- _What you will do_: Among the records below, find each line that includes the string "Sudoku" and copy it.

══════

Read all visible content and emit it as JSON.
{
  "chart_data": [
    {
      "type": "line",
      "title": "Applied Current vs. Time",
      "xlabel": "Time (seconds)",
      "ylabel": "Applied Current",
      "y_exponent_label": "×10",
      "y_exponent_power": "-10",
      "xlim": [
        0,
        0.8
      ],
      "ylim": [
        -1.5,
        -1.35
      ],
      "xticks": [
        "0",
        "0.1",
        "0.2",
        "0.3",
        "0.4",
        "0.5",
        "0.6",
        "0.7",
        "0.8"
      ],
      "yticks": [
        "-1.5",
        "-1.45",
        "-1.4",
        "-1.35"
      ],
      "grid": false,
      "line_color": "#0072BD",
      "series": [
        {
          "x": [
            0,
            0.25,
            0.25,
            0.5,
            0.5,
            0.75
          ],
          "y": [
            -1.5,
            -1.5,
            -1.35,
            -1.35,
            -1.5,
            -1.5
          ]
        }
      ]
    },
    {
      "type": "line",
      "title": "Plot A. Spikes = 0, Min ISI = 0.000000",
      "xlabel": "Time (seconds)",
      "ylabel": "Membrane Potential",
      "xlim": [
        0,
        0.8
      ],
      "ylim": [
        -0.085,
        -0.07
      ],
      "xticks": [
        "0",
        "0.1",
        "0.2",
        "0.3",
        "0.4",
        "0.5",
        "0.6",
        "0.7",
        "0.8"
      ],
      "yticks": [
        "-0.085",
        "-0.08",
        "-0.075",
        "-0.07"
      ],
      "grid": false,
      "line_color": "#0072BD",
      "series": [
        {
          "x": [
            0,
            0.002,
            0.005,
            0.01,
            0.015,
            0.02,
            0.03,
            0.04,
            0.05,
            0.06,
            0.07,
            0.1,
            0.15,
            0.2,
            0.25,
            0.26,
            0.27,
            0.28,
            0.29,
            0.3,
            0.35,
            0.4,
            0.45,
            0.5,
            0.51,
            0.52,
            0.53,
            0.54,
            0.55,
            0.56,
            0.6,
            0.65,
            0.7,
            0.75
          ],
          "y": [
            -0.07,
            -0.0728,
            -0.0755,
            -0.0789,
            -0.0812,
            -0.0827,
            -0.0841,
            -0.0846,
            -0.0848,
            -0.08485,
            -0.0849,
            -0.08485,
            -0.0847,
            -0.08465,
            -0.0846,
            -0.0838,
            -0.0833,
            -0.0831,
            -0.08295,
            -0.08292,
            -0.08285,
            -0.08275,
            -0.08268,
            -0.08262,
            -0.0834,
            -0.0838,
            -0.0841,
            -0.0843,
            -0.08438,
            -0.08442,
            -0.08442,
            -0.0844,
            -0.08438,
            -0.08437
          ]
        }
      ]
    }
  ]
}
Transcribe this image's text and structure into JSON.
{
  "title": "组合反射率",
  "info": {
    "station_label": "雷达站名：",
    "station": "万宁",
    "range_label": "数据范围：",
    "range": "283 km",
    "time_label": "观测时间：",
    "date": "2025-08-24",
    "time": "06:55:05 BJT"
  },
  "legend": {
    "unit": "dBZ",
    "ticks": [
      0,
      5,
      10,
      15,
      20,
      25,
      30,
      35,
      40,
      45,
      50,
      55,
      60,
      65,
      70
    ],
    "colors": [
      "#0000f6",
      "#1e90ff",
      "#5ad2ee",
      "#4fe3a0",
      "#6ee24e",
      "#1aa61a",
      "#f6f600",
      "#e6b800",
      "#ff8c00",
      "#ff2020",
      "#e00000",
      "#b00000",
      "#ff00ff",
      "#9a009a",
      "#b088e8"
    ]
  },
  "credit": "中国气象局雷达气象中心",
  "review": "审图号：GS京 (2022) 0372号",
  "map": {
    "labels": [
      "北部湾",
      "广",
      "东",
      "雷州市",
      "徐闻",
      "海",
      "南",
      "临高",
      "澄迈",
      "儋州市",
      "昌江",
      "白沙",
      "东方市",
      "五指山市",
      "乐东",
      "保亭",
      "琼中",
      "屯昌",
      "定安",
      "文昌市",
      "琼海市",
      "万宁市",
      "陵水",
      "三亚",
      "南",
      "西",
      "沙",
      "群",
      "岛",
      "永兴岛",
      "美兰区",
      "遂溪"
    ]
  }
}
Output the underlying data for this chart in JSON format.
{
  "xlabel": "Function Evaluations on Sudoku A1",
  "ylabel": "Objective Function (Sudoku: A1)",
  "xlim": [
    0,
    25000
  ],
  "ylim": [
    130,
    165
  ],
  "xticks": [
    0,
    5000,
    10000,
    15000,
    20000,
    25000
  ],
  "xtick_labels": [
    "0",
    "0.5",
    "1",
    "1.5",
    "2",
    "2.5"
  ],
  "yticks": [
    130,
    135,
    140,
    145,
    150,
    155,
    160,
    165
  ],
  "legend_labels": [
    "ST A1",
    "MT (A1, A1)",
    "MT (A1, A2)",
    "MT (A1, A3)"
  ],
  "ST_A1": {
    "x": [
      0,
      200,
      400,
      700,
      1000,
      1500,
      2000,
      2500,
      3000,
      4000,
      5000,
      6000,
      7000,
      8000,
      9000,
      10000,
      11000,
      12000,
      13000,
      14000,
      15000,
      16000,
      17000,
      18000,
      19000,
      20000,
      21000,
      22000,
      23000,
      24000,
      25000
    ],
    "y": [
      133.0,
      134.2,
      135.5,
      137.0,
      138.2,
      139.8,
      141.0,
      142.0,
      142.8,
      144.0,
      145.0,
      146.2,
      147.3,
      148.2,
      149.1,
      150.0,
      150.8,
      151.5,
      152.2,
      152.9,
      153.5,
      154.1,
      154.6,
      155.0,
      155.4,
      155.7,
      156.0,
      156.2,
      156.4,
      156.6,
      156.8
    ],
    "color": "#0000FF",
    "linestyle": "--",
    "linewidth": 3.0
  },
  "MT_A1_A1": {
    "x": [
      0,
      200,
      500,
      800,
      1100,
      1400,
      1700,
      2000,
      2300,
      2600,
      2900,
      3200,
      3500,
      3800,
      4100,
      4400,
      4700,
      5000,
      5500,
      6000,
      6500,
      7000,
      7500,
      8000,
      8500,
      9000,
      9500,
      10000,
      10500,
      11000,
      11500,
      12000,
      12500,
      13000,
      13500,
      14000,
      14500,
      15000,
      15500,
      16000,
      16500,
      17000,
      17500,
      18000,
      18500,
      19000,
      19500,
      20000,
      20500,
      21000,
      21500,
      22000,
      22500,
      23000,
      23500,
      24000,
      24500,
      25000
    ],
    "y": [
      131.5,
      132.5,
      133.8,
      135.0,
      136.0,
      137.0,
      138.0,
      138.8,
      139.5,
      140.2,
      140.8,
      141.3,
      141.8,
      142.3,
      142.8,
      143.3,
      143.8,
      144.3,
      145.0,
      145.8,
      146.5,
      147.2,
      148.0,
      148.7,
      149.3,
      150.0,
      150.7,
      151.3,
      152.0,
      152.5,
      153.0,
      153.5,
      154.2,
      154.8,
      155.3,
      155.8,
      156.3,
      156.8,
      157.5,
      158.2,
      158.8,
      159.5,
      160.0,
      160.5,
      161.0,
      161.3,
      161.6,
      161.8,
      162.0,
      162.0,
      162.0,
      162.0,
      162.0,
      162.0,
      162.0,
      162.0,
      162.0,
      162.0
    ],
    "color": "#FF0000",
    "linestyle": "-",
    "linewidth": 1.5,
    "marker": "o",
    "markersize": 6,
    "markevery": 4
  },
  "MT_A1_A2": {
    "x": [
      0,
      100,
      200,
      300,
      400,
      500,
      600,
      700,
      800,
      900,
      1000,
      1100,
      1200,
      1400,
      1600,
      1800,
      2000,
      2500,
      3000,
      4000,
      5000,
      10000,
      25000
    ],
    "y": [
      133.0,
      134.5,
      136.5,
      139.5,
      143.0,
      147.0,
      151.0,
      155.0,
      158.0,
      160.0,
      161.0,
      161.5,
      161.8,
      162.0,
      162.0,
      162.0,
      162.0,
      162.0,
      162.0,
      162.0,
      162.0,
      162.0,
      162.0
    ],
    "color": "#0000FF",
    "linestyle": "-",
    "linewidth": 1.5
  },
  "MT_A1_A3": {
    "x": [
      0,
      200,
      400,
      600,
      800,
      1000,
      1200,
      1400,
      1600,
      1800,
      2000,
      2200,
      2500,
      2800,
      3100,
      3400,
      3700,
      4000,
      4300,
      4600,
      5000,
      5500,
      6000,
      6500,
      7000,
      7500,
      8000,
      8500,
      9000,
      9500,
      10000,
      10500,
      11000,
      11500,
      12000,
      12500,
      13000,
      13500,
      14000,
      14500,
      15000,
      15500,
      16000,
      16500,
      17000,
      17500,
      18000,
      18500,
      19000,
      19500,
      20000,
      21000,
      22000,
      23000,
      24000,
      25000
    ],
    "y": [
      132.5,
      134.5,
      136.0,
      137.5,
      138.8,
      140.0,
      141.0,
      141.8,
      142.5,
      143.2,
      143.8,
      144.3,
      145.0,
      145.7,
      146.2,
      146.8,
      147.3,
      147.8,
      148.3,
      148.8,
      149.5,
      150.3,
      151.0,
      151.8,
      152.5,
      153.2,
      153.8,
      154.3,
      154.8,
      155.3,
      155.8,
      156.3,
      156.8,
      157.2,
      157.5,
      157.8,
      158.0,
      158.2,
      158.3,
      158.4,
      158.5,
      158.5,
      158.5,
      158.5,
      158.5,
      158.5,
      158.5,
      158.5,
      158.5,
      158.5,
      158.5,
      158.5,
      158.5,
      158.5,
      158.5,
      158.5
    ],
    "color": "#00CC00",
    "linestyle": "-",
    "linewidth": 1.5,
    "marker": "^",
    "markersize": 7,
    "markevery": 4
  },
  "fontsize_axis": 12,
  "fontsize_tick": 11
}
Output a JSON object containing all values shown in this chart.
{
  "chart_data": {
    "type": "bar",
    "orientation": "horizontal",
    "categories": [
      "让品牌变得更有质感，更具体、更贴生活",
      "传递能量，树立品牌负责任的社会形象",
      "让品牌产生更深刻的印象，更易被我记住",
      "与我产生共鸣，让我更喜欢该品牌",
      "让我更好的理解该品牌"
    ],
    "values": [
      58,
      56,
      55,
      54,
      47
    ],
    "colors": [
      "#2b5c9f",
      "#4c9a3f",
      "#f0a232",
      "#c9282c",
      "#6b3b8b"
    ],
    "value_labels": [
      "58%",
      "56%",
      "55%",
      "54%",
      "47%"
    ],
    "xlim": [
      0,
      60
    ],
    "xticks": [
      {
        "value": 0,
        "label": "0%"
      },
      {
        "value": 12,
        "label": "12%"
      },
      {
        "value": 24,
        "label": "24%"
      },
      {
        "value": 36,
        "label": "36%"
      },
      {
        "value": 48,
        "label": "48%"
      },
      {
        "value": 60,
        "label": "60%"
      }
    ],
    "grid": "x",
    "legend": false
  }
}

══════

- _Result for this exercise_:
  "xlabel": "Function Evaluations on Sudoku A1",
  "ylabel": "Objective Function (Sudoku: A1)",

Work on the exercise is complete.